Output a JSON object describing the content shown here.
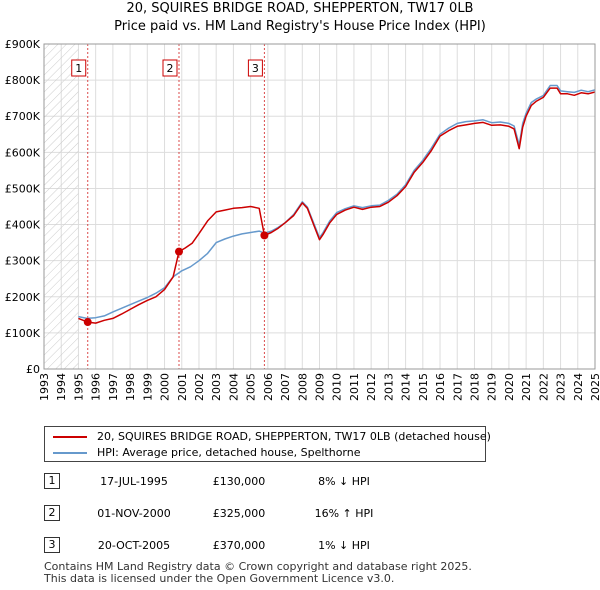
{
  "chart_data": {
    "type": "line",
    "title": "20, SQUIRES BRIDGE ROAD, SHEPPERTON, TW17 0LB",
    "subtitle": "Price paid vs. HM Land Registry's House Price Index (HPI)",
    "xlim": [
      1993,
      2025
    ],
    "ylim": [
      0,
      900000
    ],
    "x_ticks": [
      1993,
      1994,
      1995,
      1996,
      1997,
      1998,
      1999,
      2000,
      2001,
      2002,
      2003,
      2004,
      2005,
      2006,
      2007,
      2008,
      2009,
      2010,
      2011,
      2012,
      2013,
      2014,
      2015,
      2016,
      2017,
      2018,
      2019,
      2020,
      2021,
      2022,
      2023,
      2024,
      2025
    ],
    "y_ticks": [
      {
        "value": 0,
        "label": "£0"
      },
      {
        "value": 100000,
        "label": "£100K"
      },
      {
        "value": 200000,
        "label": "£200K"
      },
      {
        "value": 300000,
        "label": "£300K"
      },
      {
        "value": 400000,
        "label": "£400K"
      },
      {
        "value": 500000,
        "label": "£500K"
      },
      {
        "value": 600000,
        "label": "£600K"
      },
      {
        "value": 700000,
        "label": "£700K"
      },
      {
        "value": 800000,
        "label": "£800K"
      },
      {
        "value": 900000,
        "label": "£900K"
      }
    ],
    "hatched_until": 1995.0,
    "series": [
      {
        "name": "20, SQUIRES BRIDGE ROAD, SHEPPERTON, TW17 0LB (detached house)",
        "color": "#cc0000",
        "x": [
          1995.0,
          1995.54,
          1996.0,
          1996.5,
          1997.0,
          1997.5,
          1998.0,
          1998.5,
          1999.0,
          1999.5,
          2000.0,
          2000.5,
          2000.84,
          2001.2,
          2001.6,
          2002.0,
          2002.5,
          2003.0,
          2003.5,
          2004.0,
          2004.5,
          2005.0,
          2005.5,
          2005.8,
          2006.2,
          2006.6,
          2007.0,
          2007.5,
          2008.0,
          2008.3,
          2008.7,
          2009.0,
          2009.2,
          2009.6,
          2010.0,
          2010.5,
          2011.0,
          2011.5,
          2012.0,
          2012.5,
          2013.0,
          2013.5,
          2014.0,
          2014.5,
          2015.0,
          2015.5,
          2016.0,
          2016.5,
          2017.0,
          2017.5,
          2018.0,
          2018.5,
          2019.0,
          2019.5,
          2020.0,
          2020.3,
          2020.6,
          2020.8,
          2021.0,
          2021.3,
          2021.6,
          2022.0,
          2022.4,
          2022.8,
          2023.0,
          2023.4,
          2023.8,
          2024.2,
          2024.6,
          2025.0
        ],
        "y": [
          140000,
          130000,
          127000,
          135000,
          140000,
          152000,
          165000,
          178000,
          190000,
          200000,
          220000,
          255000,
          325000,
          335000,
          348000,
          375000,
          410000,
          435000,
          440000,
          445000,
          447000,
          450000,
          445000,
          370000,
          378000,
          390000,
          405000,
          425000,
          460000,
          445000,
          395000,
          358000,
          372000,
          405000,
          428000,
          440000,
          448000,
          442000,
          448000,
          450000,
          462000,
          480000,
          505000,
          545000,
          572000,
          605000,
          645000,
          660000,
          672000,
          676000,
          680000,
          683000,
          675000,
          676000,
          672000,
          665000,
          610000,
          670000,
          700000,
          730000,
          742000,
          752000,
          778000,
          778000,
          762000,
          762000,
          758000,
          765000,
          762000,
          767000
        ]
      },
      {
        "name": "HPI: Average price, detached house, Spelthorne",
        "color": "#6699cc",
        "x": [
          1995.0,
          1995.5,
          1996.0,
          1996.5,
          1997.0,
          1997.5,
          1998.0,
          1998.5,
          1999.0,
          1999.5,
          2000.0,
          2000.5,
          2001.0,
          2001.5,
          2002.0,
          2002.5,
          2003.0,
          2003.5,
          2004.0,
          2004.5,
          2005.0,
          2005.5,
          2005.8,
          2006.2,
          2006.6,
          2007.0,
          2007.5,
          2008.0,
          2008.3,
          2008.7,
          2009.0,
          2009.2,
          2009.6,
          2010.0,
          2010.5,
          2011.0,
          2011.5,
          2012.0,
          2012.5,
          2013.0,
          2013.5,
          2014.0,
          2014.5,
          2015.0,
          2015.5,
          2016.0,
          2016.5,
          2017.0,
          2017.5,
          2018.0,
          2018.5,
          2019.0,
          2019.5,
          2020.0,
          2020.3,
          2020.6,
          2020.8,
          2021.0,
          2021.3,
          2021.6,
          2022.0,
          2022.4,
          2022.8,
          2023.0,
          2023.4,
          2023.8,
          2024.2,
          2024.6,
          2025.0
        ],
        "y": [
          145000,
          140000,
          142000,
          147000,
          158000,
          168000,
          178000,
          188000,
          198000,
          210000,
          225000,
          255000,
          272000,
          283000,
          300000,
          320000,
          350000,
          360000,
          368000,
          374000,
          378000,
          382000,
          376000,
          382000,
          392000,
          405000,
          428000,
          463000,
          448000,
          400000,
          364000,
          377000,
          410000,
          433000,
          444000,
          452000,
          447000,
          452000,
          454000,
          467000,
          484000,
          510000,
          550000,
          578000,
          612000,
          650000,
          667000,
          680000,
          685000,
          687000,
          690000,
          682000,
          684000,
          680000,
          673000,
          620000,
          680000,
          708000,
          738000,
          748000,
          757000,
          785000,
          785000,
          770000,
          768000,
          766000,
          772000,
          768000,
          773000
        ]
      }
    ],
    "sales": [
      {
        "number": "1",
        "year": 1995.54,
        "price": 130000
      },
      {
        "number": "2",
        "year": 2000.84,
        "price": 325000
      },
      {
        "number": "3",
        "year": 2005.8,
        "price": 370000
      }
    ]
  },
  "legend": [
    {
      "label": "20, SQUIRES BRIDGE ROAD, SHEPPERTON, TW17 0LB (detached house)",
      "color": "#cc0000"
    },
    {
      "label": "HPI: Average price, detached house, Spelthorne",
      "color": "#6699cc"
    }
  ],
  "sales_table": [
    {
      "number": "1",
      "date": "17-JUL-1995",
      "price": "£130,000",
      "hpi": "8% ↓ HPI"
    },
    {
      "number": "2",
      "date": "01-NOV-2000",
      "price": "£325,000",
      "hpi": "16% ↑ HPI"
    },
    {
      "number": "3",
      "date": "20-OCT-2005",
      "price": "£370,000",
      "hpi": "1% ↓ HPI"
    }
  ],
  "footer": {
    "line1": "Contains HM Land Registry data © Crown copyright and database right 2025.",
    "line2": "This data is licensed under the Open Government Licence v3.0."
  },
  "colors": {
    "sale_marker": "#cc0000",
    "dashed_line": "#cc0000",
    "grid": "#dddddd",
    "hatch": "#cccccc"
  }
}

■ **PROBLEM TO SOLVE**
Omit the pictures and output all of the other material exactly.

■ **FULL ANSWER**
Output a JSON object describing the content shown here.
{
  "chart_data": {
    "type": "line",
    "title": "20, SQUIRES BRIDGE ROAD, SHEPPERTON, TW17 0LB",
    "subtitle": "Price paid vs. HM Land Registry's House Price Index (HPI)",
    "xlim": [
      1993,
      2025
    ],
    "ylim": [
      0,
      900000
    ],
    "x_ticks": [
      1993,
      1994,
      1995,
      1996,
      1997,
      1998,
      1999,
      2000,
      2001,
      2002,
      2003,
      2004,
      2005,
      2006,
      2007,
      2008,
      2009,
      2010,
      2011,
      2012,
      2013,
      2014,
      2015,
      2016,
      2017,
      2018,
      2019,
      2020,
      2021,
      2022,
      2023,
      2024,
      2025
    ],
    "y_ticks": [
      {
        "value": 0,
        "label": "£0"
      },
      {
        "value": 100000,
        "label": "£100K"
      },
      {
        "value": 200000,
        "label": "£200K"
      },
      {
        "value": 300000,
        "label": "£300K"
      },
      {
        "value": 400000,
        "label": "£400K"
      },
      {
        "value": 500000,
        "label": "£500K"
      },
      {
        "value": 600000,
        "label": "£600K"
      },
      {
        "value": 700000,
        "label": "£700K"
      },
      {
        "value": 800000,
        "label": "£800K"
      },
      {
        "value": 900000,
        "label": "£900K"
      }
    ],
    "hatched_until": 1995.0,
    "series": [
      {
        "name": "20, SQUIRES BRIDGE ROAD, SHEPPERTON, TW17 0LB (detached house)",
        "color": "#cc0000",
        "x": [
          1995.0,
          1995.54,
          1996.0,
          1996.5,
          1997.0,
          1997.5,
          1998.0,
          1998.5,
          1999.0,
          1999.5,
          2000.0,
          2000.5,
          2000.84,
          2001.2,
          2001.6,
          2002.0,
          2002.5,
          2003.0,
          2003.5,
          2004.0,
          2004.5,
          2005.0,
          2005.5,
          2005.8,
          2006.2,
          2006.6,
          2007.0,
          2007.5,
          2008.0,
          2008.3,
          2008.7,
          2009.0,
          2009.2,
          2009.6,
          2010.0,
          2010.5,
          2011.0,
          2011.5,
          2012.0,
          2012.5,
          2013.0,
          2013.5,
          2014.0,
          2014.5,
          2015.0,
          2015.5,
          2016.0,
          2016.5,
          2017.0,
          2017.5,
          2018.0,
          2018.5,
          2019.0,
          2019.5,
          2020.0,
          2020.3,
          2020.6,
          2020.8,
          2021.0,
          2021.3,
          2021.6,
          2022.0,
          2022.4,
          2022.8,
          2023.0,
          2023.4,
          2023.8,
          2024.2,
          2024.6,
          2025.0
        ],
        "y": [
          140000,
          130000,
          127000,
          135000,
          140000,
          152000,
          165000,
          178000,
          190000,
          200000,
          220000,
          255000,
          325000,
          335000,
          348000,
          375000,
          410000,
          435000,
          440000,
          445000,
          447000,
          450000,
          445000,
          370000,
          378000,
          390000,
          405000,
          425000,
          460000,
          445000,
          395000,
          358000,
          372000,
          405000,
          428000,
          440000,
          448000,
          442000,
          448000,
          450000,
          462000,
          480000,
          505000,
          545000,
          572000,
          605000,
          645000,
          660000,
          672000,
          676000,
          680000,
          683000,
          675000,
          676000,
          672000,
          665000,
          610000,
          670000,
          700000,
          730000,
          742000,
          752000,
          778000,
          778000,
          762000,
          762000,
          758000,
          765000,
          762000,
          767000
        ]
      },
      {
        "name": "HPI: Average price, detached house, Spelthorne",
        "color": "#6699cc",
        "x": [
          1995.0,
          1995.5,
          1996.0,
          1996.5,
          1997.0,
          1997.5,
          1998.0,
          1998.5,
          1999.0,
          1999.5,
          2000.0,
          2000.5,
          2001.0,
          2001.5,
          2002.0,
          2002.5,
          2003.0,
          2003.5,
          2004.0,
          2004.5,
          2005.0,
          2005.5,
          2005.8,
          2006.2,
          2006.6,
          2007.0,
          2007.5,
          2008.0,
          2008.3,
          2008.7,
          2009.0,
          2009.2,
          2009.6,
          2010.0,
          2010.5,
          2011.0,
          2011.5,
          2012.0,
          2012.5,
          2013.0,
          2013.5,
          2014.0,
          2014.5,
          2015.0,
          2015.5,
          2016.0,
          2016.5,
          2017.0,
          2017.5,
          2018.0,
          2018.5,
          2019.0,
          2019.5,
          2020.0,
          2020.3,
          2020.6,
          2020.8,
          2021.0,
          2021.3,
          2021.6,
          2022.0,
          2022.4,
          2022.8,
          2023.0,
          2023.4,
          2023.8,
          2024.2,
          2024.6,
          2025.0
        ],
        "y": [
          145000,
          140000,
          142000,
          147000,
          158000,
          168000,
          178000,
          188000,
          198000,
          210000,
          225000,
          255000,
          272000,
          283000,
          300000,
          320000,
          350000,
          360000,
          368000,
          374000,
          378000,
          382000,
          376000,
          382000,
          392000,
          405000,
          428000,
          463000,
          448000,
          400000,
          364000,
          377000,
          410000,
          433000,
          444000,
          452000,
          447000,
          452000,
          454000,
          467000,
          484000,
          510000,
          550000,
          578000,
          612000,
          650000,
          667000,
          680000,
          685000,
          687000,
          690000,
          682000,
          684000,
          680000,
          673000,
          620000,
          680000,
          708000,
          738000,
          748000,
          757000,
          785000,
          785000,
          770000,
          768000,
          766000,
          772000,
          768000,
          773000
        ]
      }
    ],
    "sales": [
      {
        "number": "1",
        "year": 1995.54,
        "price": 130000
      },
      {
        "number": "2",
        "year": 2000.84,
        "price": 325000
      },
      {
        "number": "3",
        "year": 2005.8,
        "price": 370000
      }
    ]
  },
  "legend": [
    {
      "label": "20, SQUIRES BRIDGE ROAD, SHEPPERTON, TW17 0LB (detached house)",
      "color": "#cc0000"
    },
    {
      "label": "HPI: Average price, detached house, Spelthorne",
      "color": "#6699cc"
    }
  ],
  "sales_table": [
    {
      "number": "1",
      "date": "17-JUL-1995",
      "price": "£130,000",
      "hpi": "8% ↓ HPI"
    },
    {
      "number": "2",
      "date": "01-NOV-2000",
      "price": "£325,000",
      "hpi": "16% ↑ HPI"
    },
    {
      "number": "3",
      "date": "20-OCT-2005",
      "price": "£370,000",
      "hpi": "1% ↓ HPI"
    }
  ],
  "footer": {
    "line1": "Contains HM Land Registry data © Crown copyright and database right 2025.",
    "line2": "This data is licensed under the Open Government Licence v3.0."
  },
  "colors": {
    "sale_marker": "#cc0000",
    "dashed_line": "#cc0000",
    "grid": "#dddddd",
    "hatch": "#cccccc"
  }
}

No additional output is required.